Dataset items:
# # # # # # #

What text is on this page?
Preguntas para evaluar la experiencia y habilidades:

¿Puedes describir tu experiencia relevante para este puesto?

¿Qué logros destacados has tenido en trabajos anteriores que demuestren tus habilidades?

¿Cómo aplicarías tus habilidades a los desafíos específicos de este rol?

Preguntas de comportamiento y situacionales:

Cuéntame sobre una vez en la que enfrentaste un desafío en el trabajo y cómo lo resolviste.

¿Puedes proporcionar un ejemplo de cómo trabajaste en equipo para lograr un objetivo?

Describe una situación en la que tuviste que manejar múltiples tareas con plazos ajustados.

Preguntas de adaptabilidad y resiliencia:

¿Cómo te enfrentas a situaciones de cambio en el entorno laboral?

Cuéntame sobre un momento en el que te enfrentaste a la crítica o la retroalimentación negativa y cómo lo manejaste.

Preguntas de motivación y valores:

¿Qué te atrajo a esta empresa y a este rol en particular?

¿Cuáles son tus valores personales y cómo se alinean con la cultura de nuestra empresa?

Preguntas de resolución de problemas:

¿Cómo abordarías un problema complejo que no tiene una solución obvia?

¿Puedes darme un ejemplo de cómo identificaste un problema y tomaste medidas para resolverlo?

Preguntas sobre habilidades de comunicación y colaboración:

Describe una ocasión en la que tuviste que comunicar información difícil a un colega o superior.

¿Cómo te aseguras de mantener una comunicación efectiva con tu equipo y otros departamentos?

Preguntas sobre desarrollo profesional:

# # # # # # #

Your instructions:
Look through the data above. Copy every line with the string "Puedes" in it.

The reply:
¿Puedes describir tu experiencia relevante para este puesto?
¿Puedes proporcionar un ejemplo de cómo trabajaste en equipo para lograr un objetivo?
¿Puedes darme un ejemplo de cómo identificaste un problema y tomaste medidas para resolverlo?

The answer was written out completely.